[PASSAGE]
# Deadheads and Sinkers



## ajhuff (Jul 14, 2012)

I can't imagine pine being very suitable for handles but what about preserved pine and cypress? When I lived in Bainbridge GA there were one or two companies retrieving old sunken timber in the Flint River. Gorgeous stuff. The logs are called deadheads or sinkers and were logs lost or intentionally cast overboard while transporting up the river 100-150 years ago.

-AJ


----------



## Burl Source (Jul 14, 2012)

Some of the sinkers are being salvaged for musical instruments and furniture use. 
I would think the cypress would be a good tone wood.
The pine would most likely no longer be pitchy so I would guess it would work out real nice for furniture.
One of the wood suppliers I know has been cutting up salvage/sinker pine for wood flooring.


----------



## VoodooMajik (Jul 14, 2012)

I was wondering about cypress.


----------



## ajhuff (Jul 14, 2012)

Yeah in Bainbridge it was being used by a company for furniture and floors like you said Mark. Was just curious if it could be used for handles. Just curious, I like my handles black and plastic. 

-AJ


----------



## Crothcipt (Jul 14, 2012)

There is that ancient bog wood that is getting stabilized, so we should see soon.

[THE REQUEST]
According to the thread, how many years ago were the sunken logs in the Flint River lost or cast overboard?

[SUPPLIED INFORMATION]
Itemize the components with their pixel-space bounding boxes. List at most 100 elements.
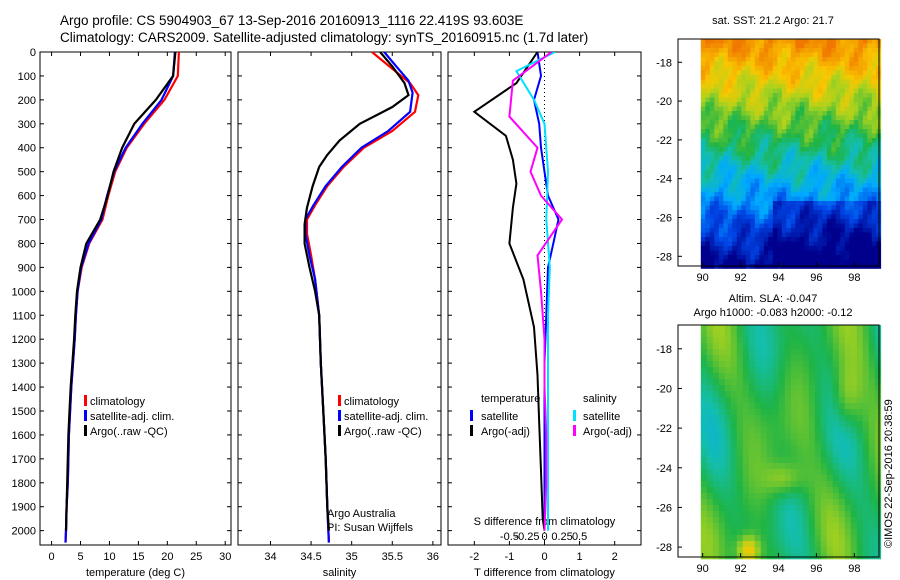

[RESPONSE]
100 to 150 years ago.